Extracts from a graphics dataset:
====================

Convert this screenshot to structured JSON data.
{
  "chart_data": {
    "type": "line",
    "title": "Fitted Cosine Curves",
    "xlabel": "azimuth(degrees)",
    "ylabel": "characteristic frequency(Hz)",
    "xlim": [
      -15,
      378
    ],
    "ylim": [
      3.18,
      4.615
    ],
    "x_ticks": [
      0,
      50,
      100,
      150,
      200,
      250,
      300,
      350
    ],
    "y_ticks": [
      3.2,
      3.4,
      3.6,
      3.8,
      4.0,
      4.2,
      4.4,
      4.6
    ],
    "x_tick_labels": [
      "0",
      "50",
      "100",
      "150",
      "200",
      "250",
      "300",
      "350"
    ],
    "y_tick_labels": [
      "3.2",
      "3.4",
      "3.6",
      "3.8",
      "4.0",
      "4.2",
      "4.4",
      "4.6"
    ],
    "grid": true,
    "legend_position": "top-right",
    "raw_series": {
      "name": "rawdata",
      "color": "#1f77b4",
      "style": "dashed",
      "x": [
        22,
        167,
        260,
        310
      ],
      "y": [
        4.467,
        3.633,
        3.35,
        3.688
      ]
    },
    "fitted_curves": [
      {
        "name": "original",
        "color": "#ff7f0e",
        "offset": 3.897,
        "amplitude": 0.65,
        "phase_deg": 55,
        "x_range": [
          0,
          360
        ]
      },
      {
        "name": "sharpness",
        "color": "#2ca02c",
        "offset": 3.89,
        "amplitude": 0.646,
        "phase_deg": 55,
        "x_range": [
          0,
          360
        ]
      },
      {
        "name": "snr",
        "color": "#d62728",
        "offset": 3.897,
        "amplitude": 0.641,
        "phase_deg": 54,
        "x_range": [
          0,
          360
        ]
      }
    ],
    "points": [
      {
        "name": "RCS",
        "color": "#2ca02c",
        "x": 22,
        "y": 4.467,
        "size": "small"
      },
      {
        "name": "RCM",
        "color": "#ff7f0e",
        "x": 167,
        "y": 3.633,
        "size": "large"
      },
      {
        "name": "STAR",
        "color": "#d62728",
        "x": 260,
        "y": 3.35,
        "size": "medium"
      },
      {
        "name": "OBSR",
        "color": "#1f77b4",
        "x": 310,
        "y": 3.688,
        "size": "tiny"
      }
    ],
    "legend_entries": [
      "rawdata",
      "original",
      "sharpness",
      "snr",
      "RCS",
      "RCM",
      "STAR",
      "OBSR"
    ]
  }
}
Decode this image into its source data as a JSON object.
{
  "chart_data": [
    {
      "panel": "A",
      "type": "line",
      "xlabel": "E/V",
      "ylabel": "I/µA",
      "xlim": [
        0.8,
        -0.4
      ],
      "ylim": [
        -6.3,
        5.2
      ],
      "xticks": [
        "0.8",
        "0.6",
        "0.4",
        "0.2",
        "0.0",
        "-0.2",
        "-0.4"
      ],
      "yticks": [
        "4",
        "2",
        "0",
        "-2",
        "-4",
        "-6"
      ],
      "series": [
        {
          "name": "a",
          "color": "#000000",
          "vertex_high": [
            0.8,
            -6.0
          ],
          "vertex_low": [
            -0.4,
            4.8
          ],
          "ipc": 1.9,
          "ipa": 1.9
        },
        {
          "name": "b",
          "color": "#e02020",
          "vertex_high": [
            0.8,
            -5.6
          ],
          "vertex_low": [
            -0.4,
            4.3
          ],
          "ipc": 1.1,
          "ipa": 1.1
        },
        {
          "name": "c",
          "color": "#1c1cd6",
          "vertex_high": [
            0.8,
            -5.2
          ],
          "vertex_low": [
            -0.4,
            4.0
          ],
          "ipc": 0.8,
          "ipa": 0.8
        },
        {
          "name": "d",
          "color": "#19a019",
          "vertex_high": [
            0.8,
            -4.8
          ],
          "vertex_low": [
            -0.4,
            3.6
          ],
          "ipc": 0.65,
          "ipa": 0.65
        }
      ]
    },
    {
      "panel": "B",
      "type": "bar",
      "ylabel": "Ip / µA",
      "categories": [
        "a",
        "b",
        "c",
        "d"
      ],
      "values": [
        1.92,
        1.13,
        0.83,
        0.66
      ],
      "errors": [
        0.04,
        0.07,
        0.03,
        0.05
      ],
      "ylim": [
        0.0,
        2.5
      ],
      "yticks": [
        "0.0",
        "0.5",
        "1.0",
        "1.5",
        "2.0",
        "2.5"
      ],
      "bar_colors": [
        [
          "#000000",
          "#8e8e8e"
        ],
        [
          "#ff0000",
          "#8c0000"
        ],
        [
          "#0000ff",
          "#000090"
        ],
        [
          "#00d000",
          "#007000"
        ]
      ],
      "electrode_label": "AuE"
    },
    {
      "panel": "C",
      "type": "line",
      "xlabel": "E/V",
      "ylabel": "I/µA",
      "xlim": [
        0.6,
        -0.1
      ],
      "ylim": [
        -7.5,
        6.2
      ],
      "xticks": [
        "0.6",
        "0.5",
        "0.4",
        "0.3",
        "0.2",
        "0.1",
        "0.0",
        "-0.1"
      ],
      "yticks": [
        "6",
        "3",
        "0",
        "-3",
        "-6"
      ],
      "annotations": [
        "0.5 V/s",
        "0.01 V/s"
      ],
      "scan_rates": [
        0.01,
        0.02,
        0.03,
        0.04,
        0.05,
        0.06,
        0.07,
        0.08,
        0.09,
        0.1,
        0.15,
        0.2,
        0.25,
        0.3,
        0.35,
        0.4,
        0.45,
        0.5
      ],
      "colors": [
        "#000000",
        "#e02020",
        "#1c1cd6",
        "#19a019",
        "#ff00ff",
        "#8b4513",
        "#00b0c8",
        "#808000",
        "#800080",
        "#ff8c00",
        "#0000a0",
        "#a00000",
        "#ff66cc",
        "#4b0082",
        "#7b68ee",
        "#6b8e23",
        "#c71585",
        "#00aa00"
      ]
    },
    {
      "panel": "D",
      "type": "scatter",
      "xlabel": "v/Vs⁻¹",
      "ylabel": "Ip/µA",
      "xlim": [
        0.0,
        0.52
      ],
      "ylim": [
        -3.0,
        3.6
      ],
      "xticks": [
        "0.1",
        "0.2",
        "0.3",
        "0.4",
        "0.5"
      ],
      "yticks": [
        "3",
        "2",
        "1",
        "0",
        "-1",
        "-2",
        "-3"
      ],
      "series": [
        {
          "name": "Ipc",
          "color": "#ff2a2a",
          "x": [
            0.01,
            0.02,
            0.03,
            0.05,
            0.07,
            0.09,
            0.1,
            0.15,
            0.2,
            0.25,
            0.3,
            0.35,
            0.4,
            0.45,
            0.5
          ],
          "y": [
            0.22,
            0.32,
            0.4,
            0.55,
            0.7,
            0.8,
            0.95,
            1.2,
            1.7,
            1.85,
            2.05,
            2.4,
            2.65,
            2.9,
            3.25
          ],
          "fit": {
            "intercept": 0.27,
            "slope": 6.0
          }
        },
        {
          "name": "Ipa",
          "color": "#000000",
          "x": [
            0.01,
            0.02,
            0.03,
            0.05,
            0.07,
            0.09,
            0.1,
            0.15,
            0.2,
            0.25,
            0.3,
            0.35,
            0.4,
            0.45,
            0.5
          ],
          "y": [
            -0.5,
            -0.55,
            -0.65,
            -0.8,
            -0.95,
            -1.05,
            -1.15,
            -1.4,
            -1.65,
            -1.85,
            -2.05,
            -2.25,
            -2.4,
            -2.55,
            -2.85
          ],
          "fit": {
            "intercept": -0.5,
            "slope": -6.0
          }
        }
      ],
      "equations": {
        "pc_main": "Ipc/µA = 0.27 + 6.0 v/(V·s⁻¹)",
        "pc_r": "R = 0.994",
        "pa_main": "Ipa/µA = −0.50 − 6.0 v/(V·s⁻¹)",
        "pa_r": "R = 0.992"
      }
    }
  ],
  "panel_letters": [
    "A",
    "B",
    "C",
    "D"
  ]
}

====================

* _OBJECTIVE_: Print all of the data exactly as it was given.

* _FULL SOLUTION_:
Convert this screenshot to structured JSON data.
{
  "chart_data": {
    "type": "line",
    "title": "Fitted Cosine Curves",
    "xlabel": "azimuth(degrees)",
    "ylabel": "characteristic frequency(Hz)",
    "xlim": [
      -15,
      378
    ],
    "ylim": [
      3.18,
      4.615
    ],
    "x_ticks": [
      0,
      50,
      100,
      150,
      200,
      250,
      300,
      350
    ],
    "y_ticks": [
      3.2,
      3.4,
      3.6,
      3.8,
      4.0,
      4.2,
      4.4,
      4.6
    ],
    "x_tick_labels": [
      "0",
      "50",
      "100",
      "150",
      "200",
      "250",
      "300",
      "350"
    ],
    "y_tick_labels": [
      "3.2",
      "3.4",
      "3.6",
      "3.8",
      "4.0",
      "4.2",
      "4.4",
      "4.6"
    ],
    "grid": true,
    "legend_position": "top-right",
    "raw_series": {
      "name": "rawdata",
      "color": "#1f77b4",
      "style": "dashed",
      "x": [
        22,
        167,
        260,
        310
      ],
      "y": [
        4.467,
        3.633,
        3.35,
        3.688
      ]
    },
    "fitted_curves": [
      {
        "name": "original",
        "color": "#ff7f0e",
        "offset": 3.897,
        "amplitude": 0.65,
        "phase_deg": 55,
        "x_range": [
          0,
          360
        ]
      },
      {
        "name": "sharpness",
        "color": "#2ca02c",
        "offset": 3.89,
        "amplitude": 0.646,
        "phase_deg": 55,
        "x_range": [
          0,
          360
        ]
      },
      {
        "name": "snr",
        "color": "#d62728",
        "offset": 3.897,
        "amplitude": 0.641,
        "phase_deg": 54,
        "x_range": [
          0,
          360
        ]
      }
    ],
    "points": [
      {
        "name": "RCS",
        "color": "#2ca02c",
        "x": 22,
        "y": 4.467,
        "size": "small"
      },
      {
        "name": "RCM",
        "color": "#ff7f0e",
        "x": 167,
        "y": 3.633,
        "size": "large"
      },
      {
        "name": "STAR",
        "color": "#d62728",
        "x": 260,
        "y": 3.35,
        "size": "medium"
      },
      {
        "name": "OBSR",
        "color": "#1f77b4",
        "x": 310,
        "y": 3.688,
        "size": "tiny"
      }
    ],
    "legend_entries": [
      "rawdata",
      "original",
      "sharpness",
      "snr",
      "RCS",
      "RCM",
      "STAR",
      "OBSR"
    ]
  }
}
Decode this image into its source data as a JSON object.
{
  "chart_data": [
    {
      "panel": "A",
      "type": "line",
      "xlabel": "E/V",
      "ylabel": "I/µA",
      "xlim": [
        0.8,
        -0.4
      ],
      "ylim": [
        -6.3,
        5.2
      ],
      "xticks": [
        "0.8",
        "0.6",
        "0.4",
        "0.2",
        "0.0",
        "-0.2",
        "-0.4"
      ],
      "yticks": [
        "4",
        "2",
        "0",
        "-2",
        "-4",
        "-6"
      ],
      "series": [
        {
          "name": "a",
          "color": "#000000",
          "vertex_high": [
            0.8,
            -6.0
          ],
          "vertex_low": [
            -0.4,
            4.8
          ],
          "ipc": 1.9,
          "ipa": 1.9
        },
        {
          "name": "b",
          "color": "#e02020",
          "vertex_high": [
            0.8,
            -5.6
          ],
          "vertex_low": [
            -0.4,
            4.3
          ],
          "ipc": 1.1,
          "ipa": 1.1
        },
        {
          "name": "c",
          "color": "#1c1cd6",
          "vertex_high": [
            0.8,
            -5.2
          ],
          "vertex_low": [
            -0.4,
            4.0
          ],
          "ipc": 0.8,
          "ipa": 0.8
        },
        {
          "name": "d",
          "color": "#19a019",
          "vertex_high": [
            0.8,
            -4.8
          ],
          "vertex_low": [
            -0.4,
            3.6
          ],
          "ipc": 0.65,
          "ipa": 0.65
        }
      ]
    },
    {
      "panel": "B",
      "type": "bar",
      "ylabel": "Ip / µA",
      "categories": [
        "a",
        "b",
        "c",
        "d"
      ],
      "values": [
        1.92,
        1.13,
        0.83,
        0.66
      ],
      "errors": [
        0.04,
        0.07,
        0.03,
        0.05
      ],
      "ylim": [
        0.0,
        2.5
      ],
      "yticks": [
        "0.0",
        "0.5",
        "1.0",
        "1.5",
        "2.0",
        "2.5"
      ],
      "bar_colors": [
        [
          "#000000",
          "#8e8e8e"
        ],
        [
          "#ff0000",
          "#8c0000"
        ],
        [
          "#0000ff",
          "#000090"
        ],
        [
          "#00d000",
          "#007000"
        ]
      ],
      "electrode_label": "AuE"
    },
    {
      "panel": "C",
      "type": "line",
      "xlabel": "E/V",
      "ylabel": "I/µA",
      "xlim": [
        0.6,
        -0.1
      ],
      "ylim": [
        -7.5,
        6.2
      ],
      "xticks": [
        "0.6",
        "0.5",
        "0.4",
        "0.3",
        "0.2",
        "0.1",
        "0.0",
        "-0.1"
      ],
      "yticks": [
        "6",
        "3",
        "0",
        "-3",
        "-6"
      ],
      "annotations": [
        "0.5 V/s",
        "0.01 V/s"
      ],
      "scan_rates": [
        0.01,
        0.02,
        0.03,
        0.04,
        0.05,
        0.06,
        0.07,
        0.08,
        0.09,
        0.1,
        0.15,
        0.2,
        0.25,
        0.3,
        0.35,
        0.4,
        0.45,
        0.5
      ],
      "colors": [
        "#000000",
        "#e02020",
        "#1c1cd6",
        "#19a019",
        "#ff00ff",
        "#8b4513",
        "#00b0c8",
        "#808000",
        "#800080",
        "#ff8c00",
        "#0000a0",
        "#a00000",
        "#ff66cc",
        "#4b0082",
        "#7b68ee",
        "#6b8e23",
        "#c71585",
        "#00aa00"
      ]
    },
    {
      "panel": "D",
      "type": "scatter",
      "xlabel": "v/Vs⁻¹",
      "ylabel": "Ip/µA",
      "xlim": [
        0.0,
        0.52
      ],
      "ylim": [
        -3.0,
        3.6
      ],
      "xticks": [
        "0.1",
        "0.2",
        "0.3",
        "0.4",
        "0.5"
      ],
      "yticks": [
        "3",
        "2",
        "1",
        "0",
        "-1",
        "-2",
        "-3"
      ],
      "series": [
        {
          "name": "Ipc",
          "color": "#ff2a2a",
          "x": [
            0.01,
            0.02,
            0.03,
            0.05,
            0.07,
            0.09,
            0.1,
            0.15,
            0.2,
            0.25,
            0.3,
            0.35,
            0.4,
            0.45,
            0.5
          ],
          "y": [
            0.22,
            0.32,
            0.4,
            0.55,
            0.7,
            0.8,
            0.95,
            1.2,
            1.7,
            1.85,
            2.05,
            2.4,
            2.65,
            2.9,
            3.25
          ],
          "fit": {
            "intercept": 0.27,
            "slope": 6.0
          }
        },
        {
          "name": "Ipa",
          "color": "#000000",
          "x": [
            0.01,
            0.02,
            0.03,
            0.05,
            0.07,
            0.09,
            0.1,
            0.15,
            0.2,
            0.25,
            0.3,
            0.35,
            0.4,
            0.45,
            0.5
          ],
          "y": [
            -0.5,
            -0.55,
            -0.65,
            -0.8,
            -0.95,
            -1.05,
            -1.15,
            -1.4,
            -1.65,
            -1.85,
            -2.05,
            -2.25,
            -2.4,
            -2.55,
            -2.85
          ],
          "fit": {
            "intercept": -0.5,
            "slope": -6.0
          }
        }
      ],
      "equations": {
        "pc_main": "Ipc/µA = 0.27 + 6.0 v/(V·s⁻¹)",
        "pc_r": "R = 0.994",
        "pa_main": "Ipa/µA = −0.50 − 6.0 v/(V·s⁻¹)",
        "pa_r": "R = 0.992"
      }
    }
  ],
  "panel_letters": [
    "A",
    "B",
    "C",
    "D"
  ]
}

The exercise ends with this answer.